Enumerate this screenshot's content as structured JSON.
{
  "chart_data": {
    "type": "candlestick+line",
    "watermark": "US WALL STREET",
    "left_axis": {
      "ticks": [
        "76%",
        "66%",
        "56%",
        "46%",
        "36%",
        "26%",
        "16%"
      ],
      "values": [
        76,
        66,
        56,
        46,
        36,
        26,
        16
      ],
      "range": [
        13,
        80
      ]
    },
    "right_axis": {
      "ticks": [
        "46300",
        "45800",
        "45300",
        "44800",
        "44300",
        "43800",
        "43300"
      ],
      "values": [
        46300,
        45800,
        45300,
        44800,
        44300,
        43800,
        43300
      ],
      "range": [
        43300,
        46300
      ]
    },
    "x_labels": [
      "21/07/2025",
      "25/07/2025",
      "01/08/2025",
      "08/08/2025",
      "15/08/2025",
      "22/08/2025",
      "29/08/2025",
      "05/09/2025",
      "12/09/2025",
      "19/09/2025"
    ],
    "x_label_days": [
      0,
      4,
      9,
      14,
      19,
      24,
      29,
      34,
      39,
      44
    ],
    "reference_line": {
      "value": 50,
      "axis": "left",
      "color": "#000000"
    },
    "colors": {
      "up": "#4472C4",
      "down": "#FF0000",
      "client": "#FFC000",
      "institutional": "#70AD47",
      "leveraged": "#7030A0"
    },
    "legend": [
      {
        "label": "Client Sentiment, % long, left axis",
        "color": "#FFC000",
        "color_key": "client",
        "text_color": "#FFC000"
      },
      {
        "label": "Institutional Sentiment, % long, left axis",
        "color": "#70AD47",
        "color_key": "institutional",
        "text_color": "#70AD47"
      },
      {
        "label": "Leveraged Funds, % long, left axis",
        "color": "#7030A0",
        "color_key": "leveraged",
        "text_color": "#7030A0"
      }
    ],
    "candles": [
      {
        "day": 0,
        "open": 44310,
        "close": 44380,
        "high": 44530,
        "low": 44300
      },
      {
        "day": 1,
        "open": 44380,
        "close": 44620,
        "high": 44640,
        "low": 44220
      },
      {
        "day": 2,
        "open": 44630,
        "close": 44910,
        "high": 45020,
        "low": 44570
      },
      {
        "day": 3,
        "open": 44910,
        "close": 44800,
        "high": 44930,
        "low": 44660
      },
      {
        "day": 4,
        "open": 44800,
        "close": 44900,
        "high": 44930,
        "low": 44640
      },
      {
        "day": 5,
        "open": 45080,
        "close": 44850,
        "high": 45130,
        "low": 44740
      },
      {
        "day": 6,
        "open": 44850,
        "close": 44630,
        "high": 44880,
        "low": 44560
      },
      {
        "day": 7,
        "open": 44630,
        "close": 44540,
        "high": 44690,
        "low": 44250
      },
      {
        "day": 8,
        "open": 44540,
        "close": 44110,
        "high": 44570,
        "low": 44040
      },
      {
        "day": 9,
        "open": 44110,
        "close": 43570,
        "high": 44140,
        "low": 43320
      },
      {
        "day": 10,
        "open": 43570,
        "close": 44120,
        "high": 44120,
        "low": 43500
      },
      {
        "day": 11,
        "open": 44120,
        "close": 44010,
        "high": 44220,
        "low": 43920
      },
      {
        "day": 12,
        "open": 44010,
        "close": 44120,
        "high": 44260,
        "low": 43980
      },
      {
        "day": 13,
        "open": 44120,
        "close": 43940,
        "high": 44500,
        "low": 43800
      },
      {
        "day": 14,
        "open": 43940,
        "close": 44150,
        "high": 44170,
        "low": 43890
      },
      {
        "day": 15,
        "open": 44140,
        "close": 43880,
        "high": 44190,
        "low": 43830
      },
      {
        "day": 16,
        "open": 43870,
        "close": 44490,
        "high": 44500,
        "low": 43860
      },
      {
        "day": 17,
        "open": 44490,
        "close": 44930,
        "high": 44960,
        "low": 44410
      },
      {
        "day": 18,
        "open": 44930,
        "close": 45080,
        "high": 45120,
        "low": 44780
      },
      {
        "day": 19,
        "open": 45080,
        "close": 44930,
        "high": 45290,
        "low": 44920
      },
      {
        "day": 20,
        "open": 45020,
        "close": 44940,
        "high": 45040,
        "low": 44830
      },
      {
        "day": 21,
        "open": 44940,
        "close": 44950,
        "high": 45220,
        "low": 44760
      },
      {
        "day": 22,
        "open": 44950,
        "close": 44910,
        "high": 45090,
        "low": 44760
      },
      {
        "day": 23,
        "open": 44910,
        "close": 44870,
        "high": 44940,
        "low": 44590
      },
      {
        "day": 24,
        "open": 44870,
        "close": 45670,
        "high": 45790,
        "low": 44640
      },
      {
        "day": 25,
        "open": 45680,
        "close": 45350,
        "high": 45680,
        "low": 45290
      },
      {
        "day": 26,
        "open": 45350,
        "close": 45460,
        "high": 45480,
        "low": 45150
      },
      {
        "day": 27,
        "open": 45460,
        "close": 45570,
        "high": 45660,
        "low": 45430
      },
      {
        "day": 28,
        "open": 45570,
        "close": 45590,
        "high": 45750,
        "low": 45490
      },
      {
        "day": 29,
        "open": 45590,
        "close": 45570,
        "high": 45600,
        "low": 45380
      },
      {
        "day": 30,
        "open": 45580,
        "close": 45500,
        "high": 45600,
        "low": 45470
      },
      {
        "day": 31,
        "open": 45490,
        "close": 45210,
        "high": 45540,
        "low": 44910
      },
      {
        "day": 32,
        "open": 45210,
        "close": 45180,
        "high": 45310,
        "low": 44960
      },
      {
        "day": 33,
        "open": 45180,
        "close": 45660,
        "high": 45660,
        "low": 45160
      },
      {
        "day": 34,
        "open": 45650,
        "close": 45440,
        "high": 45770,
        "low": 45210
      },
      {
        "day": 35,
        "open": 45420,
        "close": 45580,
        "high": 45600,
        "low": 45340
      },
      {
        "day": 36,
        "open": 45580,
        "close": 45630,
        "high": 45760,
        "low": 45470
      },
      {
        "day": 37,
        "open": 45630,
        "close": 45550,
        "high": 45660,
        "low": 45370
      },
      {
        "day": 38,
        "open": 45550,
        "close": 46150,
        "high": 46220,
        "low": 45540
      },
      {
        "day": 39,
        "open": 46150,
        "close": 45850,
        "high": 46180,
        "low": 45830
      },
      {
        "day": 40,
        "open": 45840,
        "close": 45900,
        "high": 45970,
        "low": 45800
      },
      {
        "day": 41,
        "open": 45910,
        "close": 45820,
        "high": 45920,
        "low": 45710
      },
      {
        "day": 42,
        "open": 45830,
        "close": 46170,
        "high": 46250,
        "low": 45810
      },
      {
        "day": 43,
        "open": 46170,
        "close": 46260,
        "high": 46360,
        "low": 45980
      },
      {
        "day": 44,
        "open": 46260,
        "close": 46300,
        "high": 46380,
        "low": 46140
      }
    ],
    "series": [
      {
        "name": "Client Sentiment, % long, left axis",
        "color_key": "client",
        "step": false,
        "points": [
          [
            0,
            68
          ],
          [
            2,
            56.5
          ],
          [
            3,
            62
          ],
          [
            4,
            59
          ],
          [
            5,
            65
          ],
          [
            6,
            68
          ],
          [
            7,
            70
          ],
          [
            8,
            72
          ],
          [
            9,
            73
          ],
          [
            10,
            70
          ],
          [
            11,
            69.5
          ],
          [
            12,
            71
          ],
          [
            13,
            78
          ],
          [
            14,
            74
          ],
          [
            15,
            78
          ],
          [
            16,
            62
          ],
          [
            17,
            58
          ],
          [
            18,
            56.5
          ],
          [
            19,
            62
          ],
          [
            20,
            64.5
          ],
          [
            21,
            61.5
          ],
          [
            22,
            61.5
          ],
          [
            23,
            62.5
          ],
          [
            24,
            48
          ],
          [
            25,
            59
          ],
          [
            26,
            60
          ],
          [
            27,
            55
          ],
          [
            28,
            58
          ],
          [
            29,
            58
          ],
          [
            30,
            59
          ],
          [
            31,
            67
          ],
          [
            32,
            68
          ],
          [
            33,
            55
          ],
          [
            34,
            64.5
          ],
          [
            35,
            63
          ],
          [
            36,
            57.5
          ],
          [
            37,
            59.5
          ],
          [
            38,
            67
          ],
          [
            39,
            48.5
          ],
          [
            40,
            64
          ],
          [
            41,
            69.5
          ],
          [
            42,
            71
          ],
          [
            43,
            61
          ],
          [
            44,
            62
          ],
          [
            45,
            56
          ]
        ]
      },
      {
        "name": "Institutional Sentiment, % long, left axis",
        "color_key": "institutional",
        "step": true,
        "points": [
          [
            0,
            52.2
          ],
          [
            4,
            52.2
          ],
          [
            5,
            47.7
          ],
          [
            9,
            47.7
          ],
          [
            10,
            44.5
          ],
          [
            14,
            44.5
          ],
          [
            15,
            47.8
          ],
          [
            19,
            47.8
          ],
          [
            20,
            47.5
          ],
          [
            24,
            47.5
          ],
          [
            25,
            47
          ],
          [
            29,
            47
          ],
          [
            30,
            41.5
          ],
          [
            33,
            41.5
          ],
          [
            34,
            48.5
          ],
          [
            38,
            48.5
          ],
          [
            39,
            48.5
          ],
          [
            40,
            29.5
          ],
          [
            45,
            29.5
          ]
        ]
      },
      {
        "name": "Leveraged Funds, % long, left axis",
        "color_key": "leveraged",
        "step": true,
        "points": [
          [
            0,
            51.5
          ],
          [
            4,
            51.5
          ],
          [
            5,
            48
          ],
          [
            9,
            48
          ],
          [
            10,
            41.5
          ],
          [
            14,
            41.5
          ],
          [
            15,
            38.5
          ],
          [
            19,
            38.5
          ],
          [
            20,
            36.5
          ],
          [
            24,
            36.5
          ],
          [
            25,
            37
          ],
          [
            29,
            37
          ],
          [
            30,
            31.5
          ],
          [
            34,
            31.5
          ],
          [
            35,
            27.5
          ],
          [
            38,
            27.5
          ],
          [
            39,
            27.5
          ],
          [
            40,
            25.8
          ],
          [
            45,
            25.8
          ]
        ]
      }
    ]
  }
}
--------------------
_The problem_:
From the listing above, copy every line that holds the string "name".

_Written solution_:
        "name": "Client Sentiment, % long, left axis",
        "name": "Institutional Sentiment, % long, left axis",
        "name": "Leveraged Funds, % long, left axis",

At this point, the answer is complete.